#### [Problem to solve]
Pick out the lines below with "Miniturbozuigmond" and list them.
▼
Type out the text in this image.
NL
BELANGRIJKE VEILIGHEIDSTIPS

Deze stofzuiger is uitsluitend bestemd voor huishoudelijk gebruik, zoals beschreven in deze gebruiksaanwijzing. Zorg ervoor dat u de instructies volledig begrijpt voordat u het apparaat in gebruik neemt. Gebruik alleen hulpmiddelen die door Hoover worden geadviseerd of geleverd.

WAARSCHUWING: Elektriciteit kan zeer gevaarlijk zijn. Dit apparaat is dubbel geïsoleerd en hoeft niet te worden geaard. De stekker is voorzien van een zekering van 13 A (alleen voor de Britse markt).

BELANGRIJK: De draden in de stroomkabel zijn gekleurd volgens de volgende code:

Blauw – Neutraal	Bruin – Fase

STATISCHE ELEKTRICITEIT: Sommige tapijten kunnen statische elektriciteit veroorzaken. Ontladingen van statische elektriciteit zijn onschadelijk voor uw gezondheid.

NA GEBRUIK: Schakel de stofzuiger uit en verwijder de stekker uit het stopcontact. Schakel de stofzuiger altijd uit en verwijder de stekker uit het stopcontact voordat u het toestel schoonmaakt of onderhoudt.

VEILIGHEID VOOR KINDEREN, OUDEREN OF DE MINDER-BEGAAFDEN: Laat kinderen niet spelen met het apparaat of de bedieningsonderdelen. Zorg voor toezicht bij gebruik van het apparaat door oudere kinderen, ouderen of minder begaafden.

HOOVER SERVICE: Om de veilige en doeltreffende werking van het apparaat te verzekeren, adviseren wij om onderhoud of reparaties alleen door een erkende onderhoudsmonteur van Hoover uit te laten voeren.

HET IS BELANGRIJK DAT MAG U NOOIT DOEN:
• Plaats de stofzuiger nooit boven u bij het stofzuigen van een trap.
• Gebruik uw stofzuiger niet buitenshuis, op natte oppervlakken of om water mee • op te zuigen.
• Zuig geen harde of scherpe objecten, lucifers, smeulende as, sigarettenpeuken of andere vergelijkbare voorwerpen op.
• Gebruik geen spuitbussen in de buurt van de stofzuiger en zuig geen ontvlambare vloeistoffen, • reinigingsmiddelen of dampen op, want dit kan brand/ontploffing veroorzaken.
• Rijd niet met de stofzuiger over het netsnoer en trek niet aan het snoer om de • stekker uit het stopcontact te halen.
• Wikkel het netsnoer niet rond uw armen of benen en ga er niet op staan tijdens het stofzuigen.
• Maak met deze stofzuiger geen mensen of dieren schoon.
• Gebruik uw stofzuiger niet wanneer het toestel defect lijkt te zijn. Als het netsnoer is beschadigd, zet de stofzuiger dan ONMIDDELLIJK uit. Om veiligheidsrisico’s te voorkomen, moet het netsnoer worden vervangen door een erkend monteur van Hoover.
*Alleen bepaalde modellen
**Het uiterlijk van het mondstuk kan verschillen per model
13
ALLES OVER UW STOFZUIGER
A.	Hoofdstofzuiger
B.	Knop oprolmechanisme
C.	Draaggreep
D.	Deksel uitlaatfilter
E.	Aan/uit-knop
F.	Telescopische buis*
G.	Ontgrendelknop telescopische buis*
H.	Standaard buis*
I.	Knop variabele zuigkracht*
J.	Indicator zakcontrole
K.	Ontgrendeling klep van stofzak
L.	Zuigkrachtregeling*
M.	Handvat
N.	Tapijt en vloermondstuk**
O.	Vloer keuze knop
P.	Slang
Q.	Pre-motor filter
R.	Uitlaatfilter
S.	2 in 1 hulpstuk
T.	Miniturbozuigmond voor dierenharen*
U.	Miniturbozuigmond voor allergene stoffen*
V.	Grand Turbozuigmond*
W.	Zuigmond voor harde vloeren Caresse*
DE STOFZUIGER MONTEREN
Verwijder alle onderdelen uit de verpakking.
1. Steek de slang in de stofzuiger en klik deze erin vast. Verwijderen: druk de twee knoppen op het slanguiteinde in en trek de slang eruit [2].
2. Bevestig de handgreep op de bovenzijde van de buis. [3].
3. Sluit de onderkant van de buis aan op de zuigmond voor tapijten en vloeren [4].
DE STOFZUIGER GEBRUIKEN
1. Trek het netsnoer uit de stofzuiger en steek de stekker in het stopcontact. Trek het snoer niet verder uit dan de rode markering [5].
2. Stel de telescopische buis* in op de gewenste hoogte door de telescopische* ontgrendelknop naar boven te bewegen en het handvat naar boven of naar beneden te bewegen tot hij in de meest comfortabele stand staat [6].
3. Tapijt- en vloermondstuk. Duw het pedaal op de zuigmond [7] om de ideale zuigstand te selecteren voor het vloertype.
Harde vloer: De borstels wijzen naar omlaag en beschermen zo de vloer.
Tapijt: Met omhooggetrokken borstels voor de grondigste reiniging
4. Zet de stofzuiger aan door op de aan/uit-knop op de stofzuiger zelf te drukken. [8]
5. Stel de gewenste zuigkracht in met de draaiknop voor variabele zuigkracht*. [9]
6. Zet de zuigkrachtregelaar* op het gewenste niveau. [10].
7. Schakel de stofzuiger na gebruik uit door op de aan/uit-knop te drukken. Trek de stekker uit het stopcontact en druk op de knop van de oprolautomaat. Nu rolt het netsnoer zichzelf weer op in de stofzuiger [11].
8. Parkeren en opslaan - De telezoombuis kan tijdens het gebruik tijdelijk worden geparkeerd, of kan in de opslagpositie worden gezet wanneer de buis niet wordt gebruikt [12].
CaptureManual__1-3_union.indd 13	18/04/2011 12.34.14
▲
#### [Result of this exercise]
T.	Miniturbozuigmond voor dierenharen*
U.	Miniturbozuigmond voor allergene stoffen*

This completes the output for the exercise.